*Supplied material:*
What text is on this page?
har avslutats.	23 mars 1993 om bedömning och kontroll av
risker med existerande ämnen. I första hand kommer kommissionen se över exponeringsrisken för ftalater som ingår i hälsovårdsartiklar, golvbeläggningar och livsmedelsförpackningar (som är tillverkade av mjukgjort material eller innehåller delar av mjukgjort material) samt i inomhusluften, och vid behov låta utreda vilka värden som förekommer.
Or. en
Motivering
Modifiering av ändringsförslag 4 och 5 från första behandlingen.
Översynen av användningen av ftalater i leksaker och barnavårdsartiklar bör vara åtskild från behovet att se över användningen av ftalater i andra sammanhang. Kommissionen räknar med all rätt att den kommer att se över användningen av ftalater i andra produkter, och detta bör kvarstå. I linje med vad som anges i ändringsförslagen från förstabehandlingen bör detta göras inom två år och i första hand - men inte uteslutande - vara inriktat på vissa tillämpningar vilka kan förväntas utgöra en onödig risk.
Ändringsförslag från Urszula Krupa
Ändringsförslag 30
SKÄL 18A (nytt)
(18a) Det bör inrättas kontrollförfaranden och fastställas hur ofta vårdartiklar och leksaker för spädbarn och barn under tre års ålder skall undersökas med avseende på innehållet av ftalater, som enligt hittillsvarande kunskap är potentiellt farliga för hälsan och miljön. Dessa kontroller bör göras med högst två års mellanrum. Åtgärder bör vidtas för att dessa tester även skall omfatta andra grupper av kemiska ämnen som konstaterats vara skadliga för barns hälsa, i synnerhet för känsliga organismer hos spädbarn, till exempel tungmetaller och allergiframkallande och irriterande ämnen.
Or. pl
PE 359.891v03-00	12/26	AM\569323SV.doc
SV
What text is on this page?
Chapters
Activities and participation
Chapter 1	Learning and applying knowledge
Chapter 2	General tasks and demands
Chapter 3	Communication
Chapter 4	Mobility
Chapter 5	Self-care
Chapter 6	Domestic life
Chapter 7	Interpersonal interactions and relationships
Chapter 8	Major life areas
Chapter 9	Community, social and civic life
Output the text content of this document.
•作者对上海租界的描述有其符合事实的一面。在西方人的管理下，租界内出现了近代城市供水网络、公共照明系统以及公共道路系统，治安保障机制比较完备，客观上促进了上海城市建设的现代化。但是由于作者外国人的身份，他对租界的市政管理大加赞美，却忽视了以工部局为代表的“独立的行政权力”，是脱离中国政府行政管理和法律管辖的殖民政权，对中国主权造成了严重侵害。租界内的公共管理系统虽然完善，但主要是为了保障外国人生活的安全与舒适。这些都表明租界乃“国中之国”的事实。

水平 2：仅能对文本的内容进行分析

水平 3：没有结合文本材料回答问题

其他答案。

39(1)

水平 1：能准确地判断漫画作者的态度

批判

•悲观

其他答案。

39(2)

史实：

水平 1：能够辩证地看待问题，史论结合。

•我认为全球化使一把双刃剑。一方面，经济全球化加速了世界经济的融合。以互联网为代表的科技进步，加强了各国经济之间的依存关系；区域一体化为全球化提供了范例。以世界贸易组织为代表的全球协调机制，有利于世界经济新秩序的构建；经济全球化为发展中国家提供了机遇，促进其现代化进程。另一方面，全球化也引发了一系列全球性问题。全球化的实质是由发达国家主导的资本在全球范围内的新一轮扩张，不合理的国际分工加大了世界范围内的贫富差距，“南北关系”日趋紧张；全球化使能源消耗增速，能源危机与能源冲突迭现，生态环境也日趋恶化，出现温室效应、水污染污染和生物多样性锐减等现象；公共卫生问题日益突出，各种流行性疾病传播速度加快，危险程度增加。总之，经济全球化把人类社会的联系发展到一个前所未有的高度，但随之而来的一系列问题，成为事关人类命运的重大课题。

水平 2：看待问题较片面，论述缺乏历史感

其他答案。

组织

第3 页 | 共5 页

*The exercise:* Write out every record, exactly as written.

*Response to the task:*
What text is on this page?
har avslutats.	23 mars 1993 om bedömning och kontroll av
risker med existerande ämnen. I första hand kommer kommissionen se över exponeringsrisken för ftalater som ingår i hälsovårdsartiklar, golvbeläggningar och livsmedelsförpackningar (som är tillverkade av mjukgjort material eller innehåller delar av mjukgjort material) samt i inomhusluften, och vid behov låta utreda vilka värden som förekommer.
Or. en
Motivering
Modifiering av ändringsförslag 4 och 5 från första behandlingen.
Översynen av användningen av ftalater i leksaker och barnavårdsartiklar bör vara åtskild från behovet att se över användningen av ftalater i andra sammanhang. Kommissionen räknar med all rätt att den kommer att se över användningen av ftalater i andra produkter, och detta bör kvarstå. I linje med vad som anges i ändringsförslagen från förstabehandlingen bör detta göras inom två år och i första hand - men inte uteslutande - vara inriktat på vissa tillämpningar vilka kan förväntas utgöra en onödig risk.
Ändringsförslag från Urszula Krupa
Ändringsförslag 30
SKÄL 18A (nytt)
(18a) Det bör inrättas kontrollförfaranden och fastställas hur ofta vårdartiklar och leksaker för spädbarn och barn under tre års ålder skall undersökas med avseende på innehållet av ftalater, som enligt hittillsvarande kunskap är potentiellt farliga för hälsan och miljön. Dessa kontroller bör göras med högst två års mellanrum. Åtgärder bör vidtas för att dessa tester även skall omfatta andra grupper av kemiska ämnen som konstaterats vara skadliga för barns hälsa, i synnerhet för känsliga organismer hos spädbarn, till exempel tungmetaller och allergiframkallande och irriterande ämnen.
Or. pl
PE 359.891v03-00	12/26	AM\569323SV.doc
SV
What text is on this page?
Chapters
Activities and participation
Chapter 1	Learning and applying knowledge
Chapter 2	General tasks and demands
Chapter 3	Communication
Chapter 4	Mobility
Chapter 5	Self-care
Chapter 6	Domestic life
Chapter 7	Interpersonal interactions and relationships
Chapter 8	Major life areas
Chapter 9	Community, social and civic life
Output the text content of this document.
•作者对上海租界的描述有其符合事实的一面。在西方人的管理下，租界内出现了近代城市供水网络、公共照明系统以及公共道路系统，治安保障机制比较完备，客观上促进了上海城市建设的现代化。但是由于作者外国人的身份，他对租界的市政管理大加赞美，却忽视了以工部局为代表的“独立的行政权力”，是脱离中国政府行政管理和法律管辖的殖民政权，对中国主权造成了严重侵害。租界内的公共管理系统虽然完善，但主要是为了保障外国人生活的安全与舒适。这些都表明租界乃“国中之国”的事实。

水平 2：仅能对文本的内容进行分析

水平 3：没有结合文本材料回答问题

其他答案。

39(1)

水平 1：能准确地判断漫画作者的态度

批判

•悲观

其他答案。

39(2)

史实：

水平 1：能够辩证地看待问题，史论结合。

•我认为全球化使一把双刃剑。一方面，经济全球化加速了世界经济的融合。以互联网为代表的科技进步，加强了各国经济之间的依存关系；区域一体化为全球化提供了范例。以世界贸易组织为代表的全球协调机制，有利于世界经济新秩序的构建；经济全球化为发展中国家提供了机遇，促进其现代化进程。另一方面，全球化也引发了一系列全球性问题。全球化的实质是由发达国家主导的资本在全球范围内的新一轮扩张，不合理的国际分工加大了世界范围内的贫富差距，“南北关系”日趋紧张；全球化使能源消耗增速，能源危机与能源冲突迭现，生态环境也日趋恶化，出现温室效应、水污染污染和生物多样性锐减等现象；公共卫生问题日益突出，各种流行性疾病传播速度加快，危险程度增加。总之，经济全球化把人类社会的联系发展到一个前所未有的高度，但随之而来的一系列问题，成为事关人类命运的重大课题。

水平 2：看待问题较片面，论述缺乏历史感

其他答案。

组织

第3 页 | 共5 页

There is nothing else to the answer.